=== Problem requirements ===
Within the records that follow, find every line containing the string "Weights". Copy those lines.

··· Records to use ···

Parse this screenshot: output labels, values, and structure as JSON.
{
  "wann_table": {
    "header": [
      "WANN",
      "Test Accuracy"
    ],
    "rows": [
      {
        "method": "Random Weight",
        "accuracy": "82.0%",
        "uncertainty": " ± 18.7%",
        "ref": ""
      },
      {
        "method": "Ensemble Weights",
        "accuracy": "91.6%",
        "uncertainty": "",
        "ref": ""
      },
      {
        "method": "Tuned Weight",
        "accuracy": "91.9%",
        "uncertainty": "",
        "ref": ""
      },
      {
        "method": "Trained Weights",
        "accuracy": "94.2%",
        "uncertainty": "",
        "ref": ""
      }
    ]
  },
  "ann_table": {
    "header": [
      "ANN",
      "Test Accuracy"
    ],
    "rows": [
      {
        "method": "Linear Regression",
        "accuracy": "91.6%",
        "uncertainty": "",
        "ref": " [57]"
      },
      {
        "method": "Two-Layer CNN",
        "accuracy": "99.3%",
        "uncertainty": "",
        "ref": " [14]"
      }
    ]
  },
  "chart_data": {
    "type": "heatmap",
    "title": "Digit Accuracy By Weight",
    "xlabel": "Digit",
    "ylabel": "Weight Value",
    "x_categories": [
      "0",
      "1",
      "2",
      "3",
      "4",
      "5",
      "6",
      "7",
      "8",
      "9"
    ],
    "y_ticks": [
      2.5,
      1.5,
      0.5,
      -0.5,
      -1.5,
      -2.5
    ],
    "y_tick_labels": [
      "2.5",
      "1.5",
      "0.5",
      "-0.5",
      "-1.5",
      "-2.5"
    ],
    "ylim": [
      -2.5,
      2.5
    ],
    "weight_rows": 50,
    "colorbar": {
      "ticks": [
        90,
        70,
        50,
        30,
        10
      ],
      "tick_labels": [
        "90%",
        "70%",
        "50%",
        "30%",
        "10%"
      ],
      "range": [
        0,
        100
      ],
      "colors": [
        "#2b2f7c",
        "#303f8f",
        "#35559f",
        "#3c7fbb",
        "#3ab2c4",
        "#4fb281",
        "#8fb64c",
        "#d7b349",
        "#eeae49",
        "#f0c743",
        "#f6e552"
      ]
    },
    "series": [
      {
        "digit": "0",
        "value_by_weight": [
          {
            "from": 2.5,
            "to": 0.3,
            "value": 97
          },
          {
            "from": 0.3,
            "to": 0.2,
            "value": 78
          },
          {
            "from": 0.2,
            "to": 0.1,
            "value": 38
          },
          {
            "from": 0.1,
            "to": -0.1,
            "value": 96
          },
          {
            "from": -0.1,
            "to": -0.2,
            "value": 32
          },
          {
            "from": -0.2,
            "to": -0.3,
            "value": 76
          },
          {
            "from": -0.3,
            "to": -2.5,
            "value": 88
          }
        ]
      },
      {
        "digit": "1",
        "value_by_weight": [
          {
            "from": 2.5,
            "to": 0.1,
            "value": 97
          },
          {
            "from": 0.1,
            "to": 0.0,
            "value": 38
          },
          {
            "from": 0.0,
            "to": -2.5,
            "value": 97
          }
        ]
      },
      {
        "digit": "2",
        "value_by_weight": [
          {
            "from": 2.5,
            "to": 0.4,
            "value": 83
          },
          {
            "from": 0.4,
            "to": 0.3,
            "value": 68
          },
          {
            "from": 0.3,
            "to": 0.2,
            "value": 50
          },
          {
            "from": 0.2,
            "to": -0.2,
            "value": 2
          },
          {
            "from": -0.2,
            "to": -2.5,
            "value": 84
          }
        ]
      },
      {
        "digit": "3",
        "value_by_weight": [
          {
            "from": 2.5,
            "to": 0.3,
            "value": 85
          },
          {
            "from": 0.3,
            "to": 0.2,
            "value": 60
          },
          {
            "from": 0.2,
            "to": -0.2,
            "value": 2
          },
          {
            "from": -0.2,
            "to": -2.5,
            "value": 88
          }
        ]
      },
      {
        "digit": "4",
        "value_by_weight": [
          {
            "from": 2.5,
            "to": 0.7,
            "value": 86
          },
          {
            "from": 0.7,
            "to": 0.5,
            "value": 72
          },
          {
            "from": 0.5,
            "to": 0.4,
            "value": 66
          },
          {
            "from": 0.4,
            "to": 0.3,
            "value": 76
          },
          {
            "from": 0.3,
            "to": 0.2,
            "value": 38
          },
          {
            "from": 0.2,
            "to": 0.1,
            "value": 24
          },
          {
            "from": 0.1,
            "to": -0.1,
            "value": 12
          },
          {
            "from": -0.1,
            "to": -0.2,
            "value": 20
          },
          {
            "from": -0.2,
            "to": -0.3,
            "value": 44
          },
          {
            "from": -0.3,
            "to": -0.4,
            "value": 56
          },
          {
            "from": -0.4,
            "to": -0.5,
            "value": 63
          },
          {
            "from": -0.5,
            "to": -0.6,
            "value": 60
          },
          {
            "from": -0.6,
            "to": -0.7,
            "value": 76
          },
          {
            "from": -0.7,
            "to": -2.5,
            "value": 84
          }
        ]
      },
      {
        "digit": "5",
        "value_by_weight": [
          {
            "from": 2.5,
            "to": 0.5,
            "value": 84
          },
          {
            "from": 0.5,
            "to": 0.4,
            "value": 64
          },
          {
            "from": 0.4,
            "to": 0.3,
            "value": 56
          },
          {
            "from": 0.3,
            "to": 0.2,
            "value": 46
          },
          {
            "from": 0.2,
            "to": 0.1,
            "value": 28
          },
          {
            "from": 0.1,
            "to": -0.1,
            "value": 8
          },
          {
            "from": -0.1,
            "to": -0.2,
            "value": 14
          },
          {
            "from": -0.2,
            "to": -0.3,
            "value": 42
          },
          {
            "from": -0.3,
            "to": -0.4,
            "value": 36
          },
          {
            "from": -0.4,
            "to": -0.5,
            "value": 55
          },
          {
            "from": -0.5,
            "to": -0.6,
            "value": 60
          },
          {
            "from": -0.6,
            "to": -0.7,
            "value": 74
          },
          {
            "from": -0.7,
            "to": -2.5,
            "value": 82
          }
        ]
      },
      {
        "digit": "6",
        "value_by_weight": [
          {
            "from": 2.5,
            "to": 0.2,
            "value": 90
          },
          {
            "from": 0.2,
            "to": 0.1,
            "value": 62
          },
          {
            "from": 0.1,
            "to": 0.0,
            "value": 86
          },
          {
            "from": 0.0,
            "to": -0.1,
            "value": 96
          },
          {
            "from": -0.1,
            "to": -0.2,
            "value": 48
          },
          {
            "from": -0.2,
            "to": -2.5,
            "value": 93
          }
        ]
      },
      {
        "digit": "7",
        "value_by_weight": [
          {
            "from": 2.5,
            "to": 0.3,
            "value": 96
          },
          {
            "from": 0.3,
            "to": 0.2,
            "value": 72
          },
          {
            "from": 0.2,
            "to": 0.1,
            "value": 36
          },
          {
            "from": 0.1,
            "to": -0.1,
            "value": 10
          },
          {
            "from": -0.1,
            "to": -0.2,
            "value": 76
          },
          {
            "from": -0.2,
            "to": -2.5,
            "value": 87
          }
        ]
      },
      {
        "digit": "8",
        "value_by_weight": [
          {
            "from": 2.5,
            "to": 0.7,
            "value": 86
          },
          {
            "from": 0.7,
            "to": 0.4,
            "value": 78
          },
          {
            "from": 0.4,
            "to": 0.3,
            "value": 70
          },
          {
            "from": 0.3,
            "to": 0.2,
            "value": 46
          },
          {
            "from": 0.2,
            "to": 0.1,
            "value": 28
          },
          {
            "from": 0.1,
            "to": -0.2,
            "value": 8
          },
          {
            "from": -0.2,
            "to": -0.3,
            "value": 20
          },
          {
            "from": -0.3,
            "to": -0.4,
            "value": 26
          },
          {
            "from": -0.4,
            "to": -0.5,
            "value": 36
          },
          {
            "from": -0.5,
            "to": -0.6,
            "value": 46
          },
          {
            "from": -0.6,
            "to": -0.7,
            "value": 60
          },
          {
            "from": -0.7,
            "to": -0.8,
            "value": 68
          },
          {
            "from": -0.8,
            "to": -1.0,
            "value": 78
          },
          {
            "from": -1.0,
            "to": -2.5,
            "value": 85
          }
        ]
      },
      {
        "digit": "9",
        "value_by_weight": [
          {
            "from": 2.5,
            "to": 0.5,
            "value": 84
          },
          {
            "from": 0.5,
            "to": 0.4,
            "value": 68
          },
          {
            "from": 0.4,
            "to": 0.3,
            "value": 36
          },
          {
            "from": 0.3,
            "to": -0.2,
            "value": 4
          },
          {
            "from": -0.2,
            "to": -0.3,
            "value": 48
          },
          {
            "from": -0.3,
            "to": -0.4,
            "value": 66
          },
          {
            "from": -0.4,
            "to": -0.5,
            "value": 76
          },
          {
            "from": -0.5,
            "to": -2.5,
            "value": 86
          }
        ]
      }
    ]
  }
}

···

=== Answer to the task ===
        "method": "Ensemble Weights",
        "method": "Trained Weights",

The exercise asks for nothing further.